**EXERCISE AIM**. Write out every entry exactly as it stands.
┌────────
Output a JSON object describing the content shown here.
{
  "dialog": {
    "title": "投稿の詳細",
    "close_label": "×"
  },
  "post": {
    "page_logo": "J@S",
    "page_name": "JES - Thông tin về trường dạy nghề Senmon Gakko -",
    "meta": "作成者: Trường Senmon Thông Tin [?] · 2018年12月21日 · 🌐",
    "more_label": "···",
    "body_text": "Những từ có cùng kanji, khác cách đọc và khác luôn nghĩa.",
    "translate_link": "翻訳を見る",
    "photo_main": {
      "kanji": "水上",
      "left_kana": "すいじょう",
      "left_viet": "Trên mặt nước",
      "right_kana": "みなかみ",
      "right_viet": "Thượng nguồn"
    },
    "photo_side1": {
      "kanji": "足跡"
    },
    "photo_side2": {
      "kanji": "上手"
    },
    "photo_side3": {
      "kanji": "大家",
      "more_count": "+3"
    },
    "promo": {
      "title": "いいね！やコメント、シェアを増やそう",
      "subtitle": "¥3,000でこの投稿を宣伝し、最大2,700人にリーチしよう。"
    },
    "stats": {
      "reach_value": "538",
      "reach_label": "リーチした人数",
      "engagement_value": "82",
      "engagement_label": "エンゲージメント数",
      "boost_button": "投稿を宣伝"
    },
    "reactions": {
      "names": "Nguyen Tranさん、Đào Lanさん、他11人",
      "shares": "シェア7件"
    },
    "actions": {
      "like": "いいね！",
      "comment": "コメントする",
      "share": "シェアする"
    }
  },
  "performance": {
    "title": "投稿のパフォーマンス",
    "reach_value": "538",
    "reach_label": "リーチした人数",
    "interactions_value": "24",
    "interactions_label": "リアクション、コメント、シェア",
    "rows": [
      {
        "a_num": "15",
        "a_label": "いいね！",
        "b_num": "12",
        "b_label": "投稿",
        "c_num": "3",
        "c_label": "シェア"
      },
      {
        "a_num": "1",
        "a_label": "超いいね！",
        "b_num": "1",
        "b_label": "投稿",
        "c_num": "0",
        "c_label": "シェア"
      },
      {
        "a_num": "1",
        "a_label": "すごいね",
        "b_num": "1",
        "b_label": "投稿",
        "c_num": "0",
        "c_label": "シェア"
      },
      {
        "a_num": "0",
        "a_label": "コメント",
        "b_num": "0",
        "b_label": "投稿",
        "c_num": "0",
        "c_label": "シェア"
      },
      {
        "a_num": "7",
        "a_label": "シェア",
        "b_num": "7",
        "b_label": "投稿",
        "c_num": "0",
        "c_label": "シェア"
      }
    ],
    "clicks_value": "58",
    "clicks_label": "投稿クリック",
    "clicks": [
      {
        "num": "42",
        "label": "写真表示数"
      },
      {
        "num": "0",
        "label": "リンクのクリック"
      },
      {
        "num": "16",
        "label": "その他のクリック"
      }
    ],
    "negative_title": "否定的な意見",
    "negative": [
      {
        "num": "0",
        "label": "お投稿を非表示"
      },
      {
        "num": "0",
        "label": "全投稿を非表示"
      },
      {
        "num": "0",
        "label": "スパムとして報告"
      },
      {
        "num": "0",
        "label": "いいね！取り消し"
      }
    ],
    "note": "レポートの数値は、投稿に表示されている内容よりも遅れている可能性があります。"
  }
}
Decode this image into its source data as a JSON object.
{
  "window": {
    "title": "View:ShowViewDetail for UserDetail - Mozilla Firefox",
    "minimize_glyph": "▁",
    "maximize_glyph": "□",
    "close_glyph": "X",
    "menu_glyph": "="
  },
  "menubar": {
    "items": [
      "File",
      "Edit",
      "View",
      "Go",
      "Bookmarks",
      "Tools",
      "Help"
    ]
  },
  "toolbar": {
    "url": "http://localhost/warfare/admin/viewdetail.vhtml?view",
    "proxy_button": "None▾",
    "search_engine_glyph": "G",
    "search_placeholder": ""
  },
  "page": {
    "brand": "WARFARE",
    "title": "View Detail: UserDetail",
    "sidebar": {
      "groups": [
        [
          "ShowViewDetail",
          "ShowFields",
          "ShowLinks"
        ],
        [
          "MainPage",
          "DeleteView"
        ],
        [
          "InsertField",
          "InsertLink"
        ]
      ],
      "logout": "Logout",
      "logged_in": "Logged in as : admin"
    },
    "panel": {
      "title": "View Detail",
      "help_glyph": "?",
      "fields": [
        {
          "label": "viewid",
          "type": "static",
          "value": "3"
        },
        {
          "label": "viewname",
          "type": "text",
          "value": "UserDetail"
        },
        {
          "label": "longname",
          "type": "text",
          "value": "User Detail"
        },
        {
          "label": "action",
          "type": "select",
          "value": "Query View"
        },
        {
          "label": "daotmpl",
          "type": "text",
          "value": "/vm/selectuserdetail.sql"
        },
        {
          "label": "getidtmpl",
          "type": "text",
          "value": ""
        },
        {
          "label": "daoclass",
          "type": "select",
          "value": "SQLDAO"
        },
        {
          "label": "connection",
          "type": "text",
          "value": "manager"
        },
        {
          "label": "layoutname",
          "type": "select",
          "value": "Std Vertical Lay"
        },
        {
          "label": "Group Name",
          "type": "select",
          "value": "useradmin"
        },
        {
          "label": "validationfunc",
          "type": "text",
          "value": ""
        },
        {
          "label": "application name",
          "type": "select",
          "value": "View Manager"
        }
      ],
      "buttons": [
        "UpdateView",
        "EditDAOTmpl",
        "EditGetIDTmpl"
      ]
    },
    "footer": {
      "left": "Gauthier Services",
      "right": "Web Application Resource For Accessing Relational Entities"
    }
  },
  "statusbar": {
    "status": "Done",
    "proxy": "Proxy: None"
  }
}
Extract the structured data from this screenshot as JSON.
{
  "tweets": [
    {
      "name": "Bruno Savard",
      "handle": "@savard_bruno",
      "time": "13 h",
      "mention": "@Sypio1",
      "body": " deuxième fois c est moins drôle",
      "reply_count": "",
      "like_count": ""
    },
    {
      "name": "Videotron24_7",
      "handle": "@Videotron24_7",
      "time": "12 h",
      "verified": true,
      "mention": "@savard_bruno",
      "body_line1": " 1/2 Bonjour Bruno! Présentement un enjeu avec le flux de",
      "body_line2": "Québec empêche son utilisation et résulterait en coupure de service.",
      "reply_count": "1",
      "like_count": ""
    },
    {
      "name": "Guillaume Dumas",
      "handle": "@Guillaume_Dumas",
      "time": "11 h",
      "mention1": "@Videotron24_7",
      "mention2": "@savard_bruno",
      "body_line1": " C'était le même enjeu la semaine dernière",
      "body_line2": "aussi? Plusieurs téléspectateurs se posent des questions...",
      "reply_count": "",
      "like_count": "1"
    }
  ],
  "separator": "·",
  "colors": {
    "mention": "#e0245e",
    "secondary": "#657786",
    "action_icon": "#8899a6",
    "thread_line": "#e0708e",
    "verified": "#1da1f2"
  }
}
└────────
**TASK OUTPUT**.
Output a JSON object describing the content shown here.
{
  "dialog": {
    "title": "投稿の詳細",
    "close_label": "×"
  },
  "post": {
    "page_logo": "J@S",
    "page_name": "JES - Thông tin về trường dạy nghề Senmon Gakko -",
    "meta": "作成者: Trường Senmon Thông Tin [?] · 2018年12月21日 · 🌐",
    "more_label": "···",
    "body_text": "Những từ có cùng kanji, khác cách đọc và khác luôn nghĩa.",
    "translate_link": "翻訳を見る",
    "photo_main": {
      "kanji": "水上",
      "left_kana": "すいじょう",
      "left_viet": "Trên mặt nước",
      "right_kana": "みなかみ",
      "right_viet": "Thượng nguồn"
    },
    "photo_side1": {
      "kanji": "足跡"
    },
    "photo_side2": {
      "kanji": "上手"
    },
    "photo_side3": {
      "kanji": "大家",
      "more_count": "+3"
    },
    "promo": {
      "title": "いいね！やコメント、シェアを増やそう",
      "subtitle": "¥3,000でこの投稿を宣伝し、最大2,700人にリーチしよう。"
    },
    "stats": {
      "reach_value": "538",
      "reach_label": "リーチした人数",
      "engagement_value": "82",
      "engagement_label": "エンゲージメント数",
      "boost_button": "投稿を宣伝"
    },
    "reactions": {
      "names": "Nguyen Tranさん、Đào Lanさん、他11人",
      "shares": "シェア7件"
    },
    "actions": {
      "like": "いいね！",
      "comment": "コメントする",
      "share": "シェアする"
    }
  },
  "performance": {
    "title": "投稿のパフォーマンス",
    "reach_value": "538",
    "reach_label": "リーチした人数",
    "interactions_value": "24",
    "interactions_label": "リアクション、コメント、シェア",
    "rows": [
      {
        "a_num": "15",
        "a_label": "いいね！",
        "b_num": "12",
        "b_label": "投稿",
        "c_num": "3",
        "c_label": "シェア"
      },
      {
        "a_num": "1",
        "a_label": "超いいね！",
        "b_num": "1",
        "b_label": "投稿",
        "c_num": "0",
        "c_label": "シェア"
      },
      {
        "a_num": "1",
        "a_label": "すごいね",
        "b_num": "1",
        "b_label": "投稿",
        "c_num": "0",
        "c_label": "シェア"
      },
      {
        "a_num": "0",
        "a_label": "コメント",
        "b_num": "0",
        "b_label": "投稿",
        "c_num": "0",
        "c_label": "シェア"
      },
      {
        "a_num": "7",
        "a_label": "シェア",
        "b_num": "7",
        "b_label": "投稿",
        "c_num": "0",
        "c_label": "シェア"
      }
    ],
    "clicks_value": "58",
    "clicks_label": "投稿クリック",
    "clicks": [
      {
        "num": "42",
        "label": "写真表示数"
      },
      {
        "num": "0",
        "label": "リンクのクリック"
      },
      {
        "num": "16",
        "label": "その他のクリック"
      }
    ],
    "negative_title": "否定的な意見",
    "negative": [
      {
        "num": "0",
        "label": "お投稿を非表示"
      },
      {
        "num": "0",
        "label": "全投稿を非表示"
      },
      {
        "num": "0",
        "label": "スパムとして報告"
      },
      {
        "num": "0",
        "label": "いいね！取り消し"
      }
    ],
    "note": "レポートの数値は、投稿に表示されている内容よりも遅れている可能性があります。"
  }
}
Decode this image into its source data as a JSON object.
{
  "window": {
    "title": "View:ShowViewDetail for UserDetail - Mozilla Firefox",
    "minimize_glyph": "▁",
    "maximize_glyph": "□",
    "close_glyph": "X",
    "menu_glyph": "="
  },
  "menubar": {
    "items": [
      "File",
      "Edit",
      "View",
      "Go",
      "Bookmarks",
      "Tools",
      "Help"
    ]
  },
  "toolbar": {
    "url": "http://localhost/warfare/admin/viewdetail.vhtml?view",
    "proxy_button": "None▾",
    "search_engine_glyph": "G",
    "search_placeholder": ""
  },
  "page": {
    "brand": "WARFARE",
    "title": "View Detail: UserDetail",
    "sidebar": {
      "groups": [
        [
          "ShowViewDetail",
          "ShowFields",
          "ShowLinks"
        ],
        [
          "MainPage",
          "DeleteView"
        ],
        [
          "InsertField",
          "InsertLink"
        ]
      ],
      "logout": "Logout",
      "logged_in": "Logged in as : admin"
    },
    "panel": {
      "title": "View Detail",
      "help_glyph": "?",
      "fields": [
        {
          "label": "viewid",
          "type": "static",
          "value": "3"
        },
        {
          "label": "viewname",
          "type": "text",
          "value": "UserDetail"
        },
        {
          "label": "longname",
          "type": "text",
          "value": "User Detail"
        },
        {
          "label": "action",
          "type": "select",
          "value": "Query View"
        },
        {
          "label": "daotmpl",
          "type": "text",
          "value": "/vm/selectuserdetail.sql"
        },
        {
          "label": "getidtmpl",
          "type": "text",
          "value": ""
        },
        {
          "label": "daoclass",
          "type": "select",
          "value": "SQLDAO"
        },
        {
          "label": "connection",
          "type": "text",
          "value": "manager"
        },
        {
          "label": "layoutname",
          "type": "select",
          "value": "Std Vertical Lay"
        },
        {
          "label": "Group Name",
          "type": "select",
          "value": "useradmin"
        },
        {
          "label": "validationfunc",
          "type": "text",
          "value": ""
        },
        {
          "label": "application name",
          "type": "select",
          "value": "View Manager"
        }
      ],
      "buttons": [
        "UpdateView",
        "EditDAOTmpl",
        "EditGetIDTmpl"
      ]
    },
    "footer": {
      "left": "Gauthier Services",
      "right": "Web Application Resource For Accessing Relational Entities"
    }
  },
  "statusbar": {
    "status": "Done",
    "proxy": "Proxy: None"
  }
}
Extract the structured data from this screenshot as JSON.
{
  "tweets": [
    {
      "name": "Bruno Savard",
      "handle": "@savard_bruno",
      "time": "13 h",
      "mention": "@Sypio1",
      "body": " deuxième fois c est moins drôle",
      "reply_count": "",
      "like_count": ""
    },
    {
      "name": "Videotron24_7",
      "handle": "@Videotron24_7",
      "time": "12 h",
      "verified": true,
      "mention": "@savard_bruno",
      "body_line1": " 1/2 Bonjour Bruno! Présentement un enjeu avec le flux de",
      "body_line2": "Québec empêche son utilisation et résulterait en coupure de service.",
      "reply_count": "1",
      "like_count": ""
    },
    {
      "name": "Guillaume Dumas",
      "handle": "@Guillaume_Dumas",
      "time": "11 h",
      "mention1": "@Videotron24_7",
      "mention2": "@savard_bruno",
      "body_line1": " C'était le même enjeu la semaine dernière",
      "body_line2": "aussi? Plusieurs téléspectateurs se posent des questions...",
      "reply_count": "",
      "like_count": "1"
    }
  ],
  "separator": "·",
  "colors": {
    "mention": "#e0245e",
    "secondary": "#657786",
    "action_icon": "#8899a6",
    "thread_line": "#e0708e",
    "verified": "#1da1f2"
  }
}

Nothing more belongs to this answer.